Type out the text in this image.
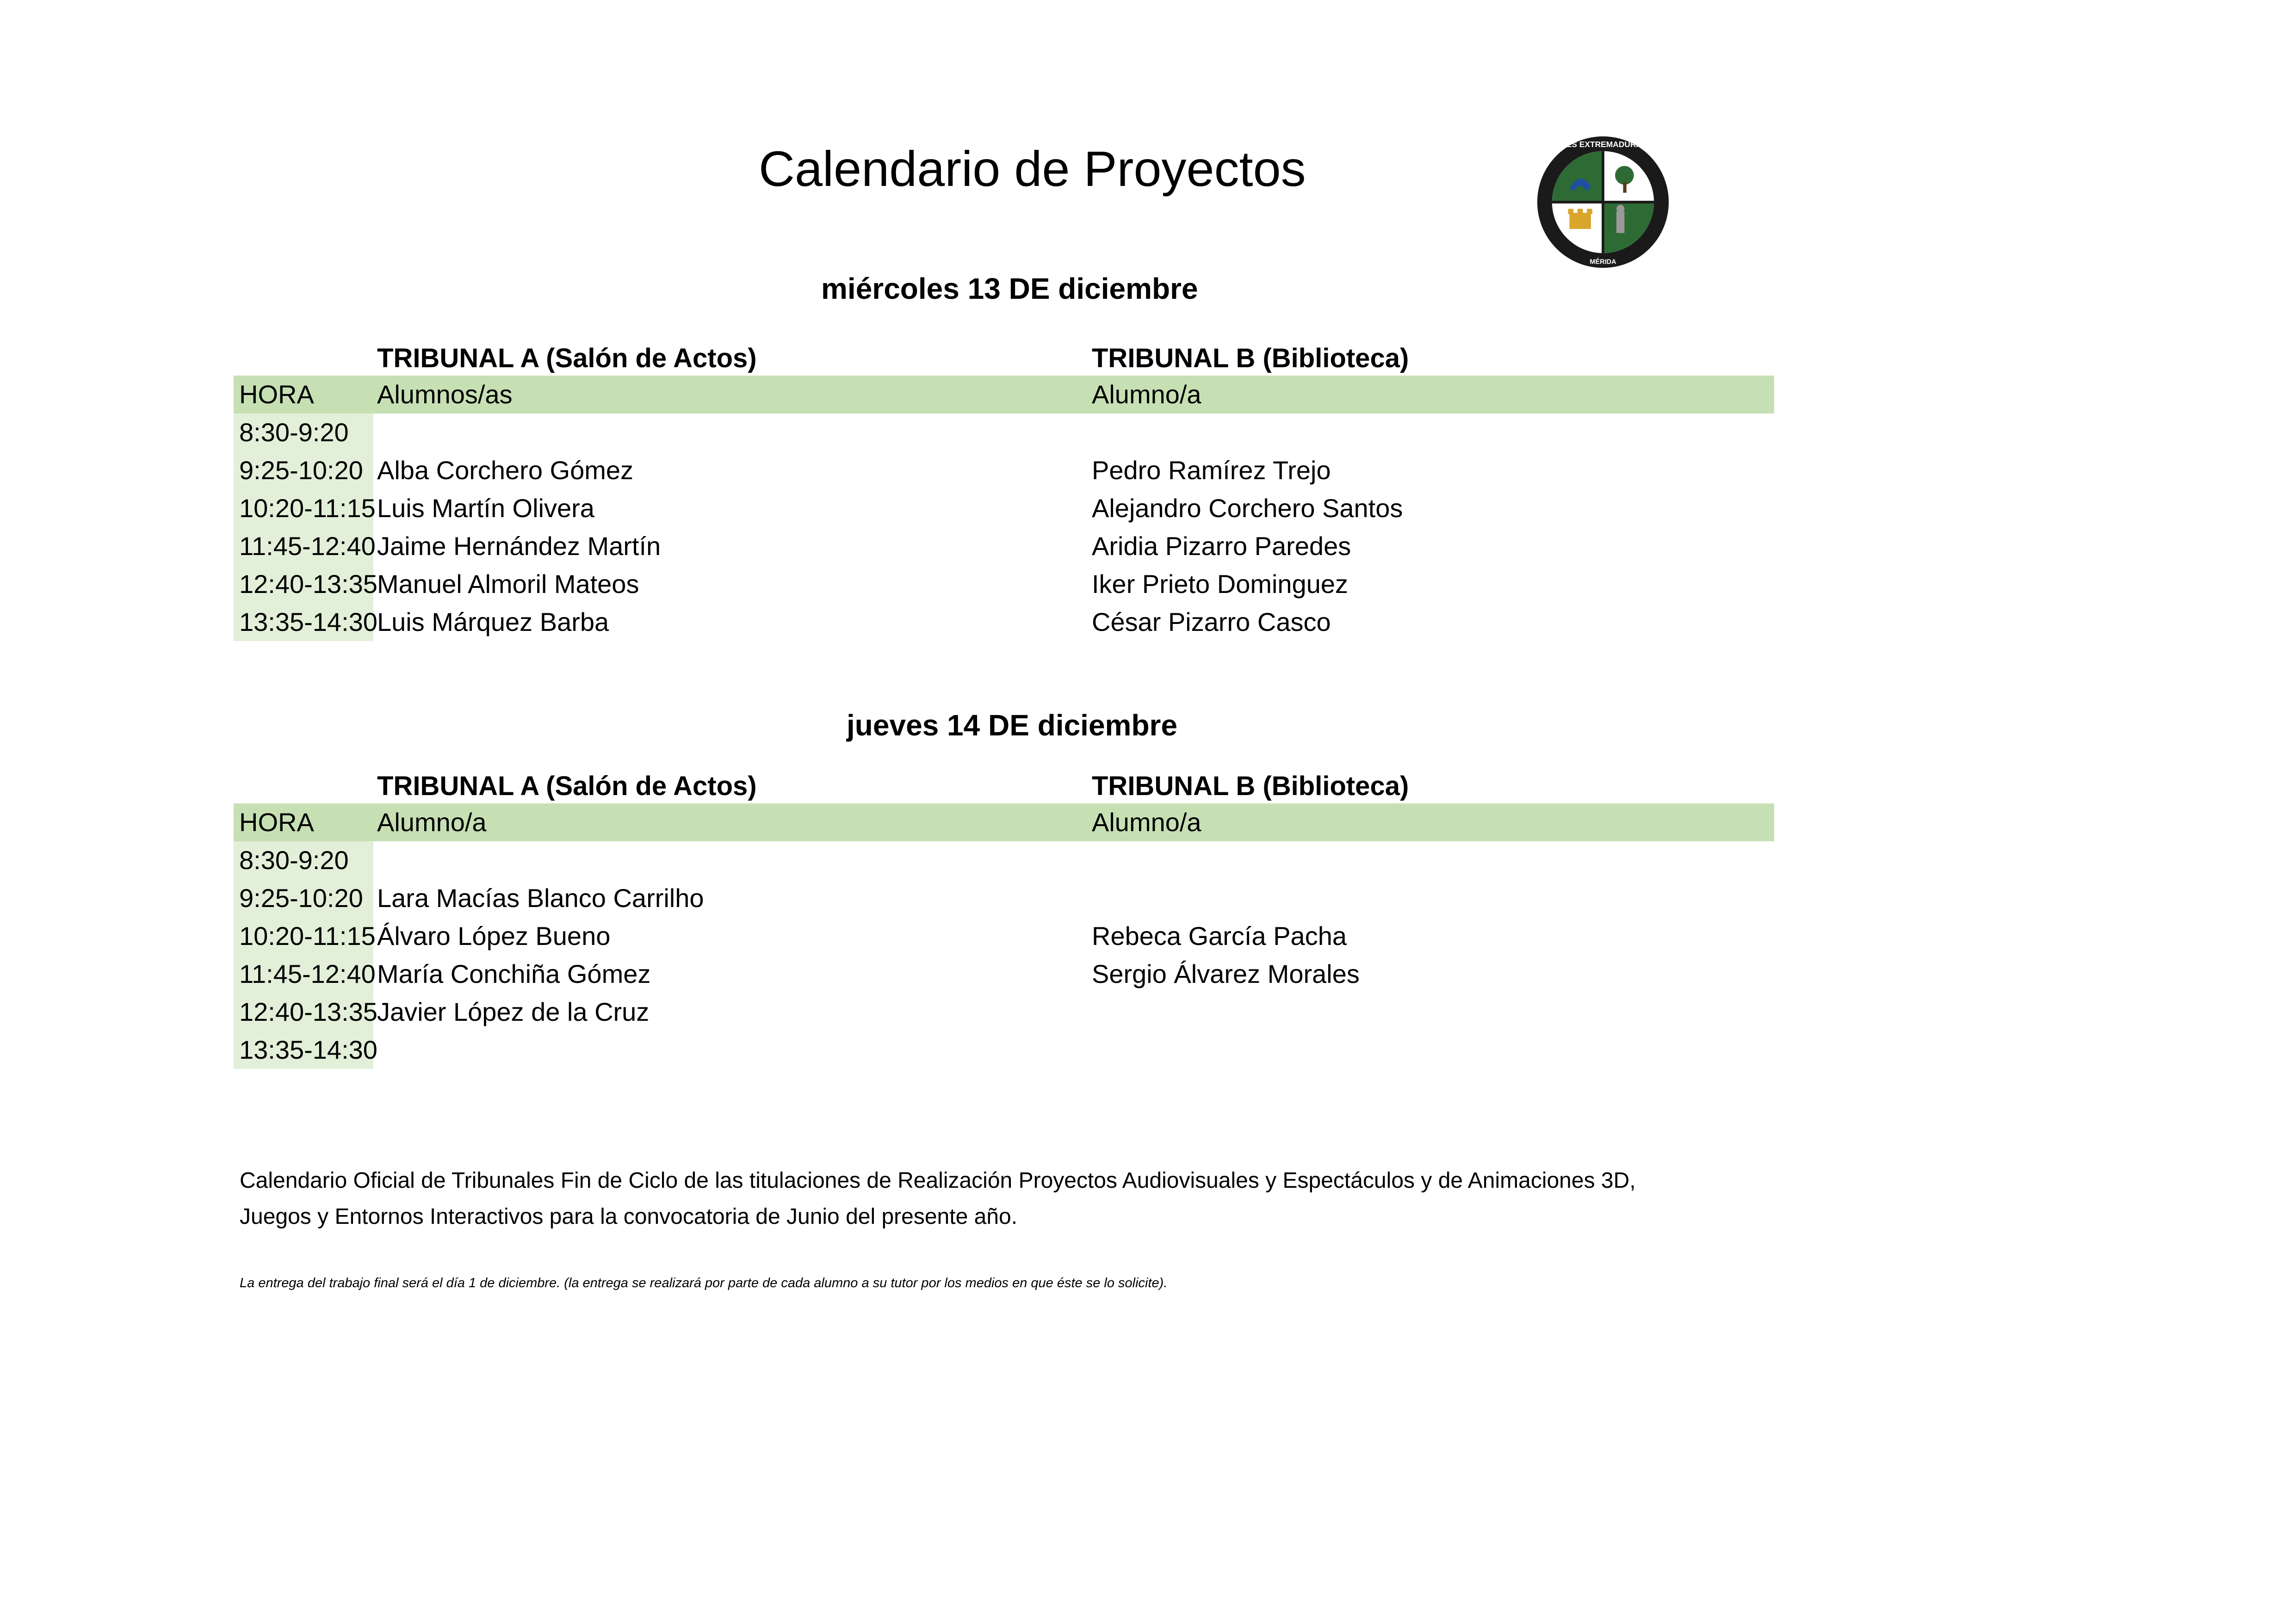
Calendario de Proyectos	IES EXTREMADURA
MÉRIDA
miércoles 13 DE diciembre
TRIBUNAL A (Salón de Actos)	TRIBUNAL B (Biblioteca)
HORA Alumnos/as	Alumno/a
8:30-9:20
9:25-10:20 Alba Corchero Gómez	Pedro Ramírez Trejo
10:20-11:15 Luis Martín Olivera	Alejandro Corchero Santos
11:45-12:40 Jaime Hernández Martín	Aridia Pizarro Paredes
12:40-13:35 Manuel Almoril Mateos	Iker Prieto Dominguez
13:35-14:30 Luis Márquez Barba	César Pizarro Casco
jueves 14 DE diciembre
TRIBUNAL A (Salón de Actos)	TRIBUNAL B (Biblioteca)
HORA Alumno/a	Alumno/a
8:30-9:20
9:25-10:20 Lara Macías Blanco Carrilho
10:20-11:15 Álvaro López Bueno	Rebeca García Pacha
11:45-12:40 María Conchiña Gómez	Sergio Álvarez Morales
12:40-13:35 Javier López de la Cruz
13:35-14:30
Calendario Oficial de Tribunales Fin de Ciclo de las titulaciones de Realización Proyectos Audiovisuales y Espectáculos y de Animaciones 3D,
Juegos y Entornos Interactivos para la convocatoria de Junio del presente año.
La entrega del trabajo final será el día 1 de diciembre. (la entrega se realizará por parte de cada alumno a su tutor por los medios en que éste se lo solicite).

────

Exercise prompt. Generate a word-for-word copy of the preceding records, excluding all pictures.

Answer for this exercise.
Type out the text in this image.
Calendario de Proyectos	IES EXTREMADURA
MÉRIDA
miércoles 13 DE diciembre
TRIBUNAL A (Salón de Actos)	TRIBUNAL B (Biblioteca)
HORA Alumnos/as	Alumno/a
8:30-9:20
9:25-10:20 Alba Corchero Gómez	Pedro Ramírez Trejo
10:20-11:15 Luis Martín Olivera	Alejandro Corchero Santos
11:45-12:40 Jaime Hernández Martín	Aridia Pizarro Paredes
12:40-13:35 Manuel Almoril Mateos	Iker Prieto Dominguez
13:35-14:30 Luis Márquez Barba	César Pizarro Casco
jueves 14 DE diciembre
TRIBUNAL A (Salón de Actos)	TRIBUNAL B (Biblioteca)
HORA Alumno/a	Alumno/a
8:30-9:20
9:25-10:20 Lara Macías Blanco Carrilho
10:20-11:15 Álvaro López Bueno	Rebeca García Pacha
11:45-12:40 María Conchiña Gómez	Sergio Álvarez Morales
12:40-13:35 Javier López de la Cruz
13:35-14:30
Calendario Oficial de Tribunales Fin de Ciclo de las titulaciones de Realización Proyectos Audiovisuales y Espectáculos y de Animaciones 3D,
Juegos y Entornos Interactivos para la convocatoria de Junio del presente año.
La entrega del trabajo final será el día 1 de diciembre. (la entrega se realizará por parte de cada alumno a su tutor por los medios en que éste se lo solicite).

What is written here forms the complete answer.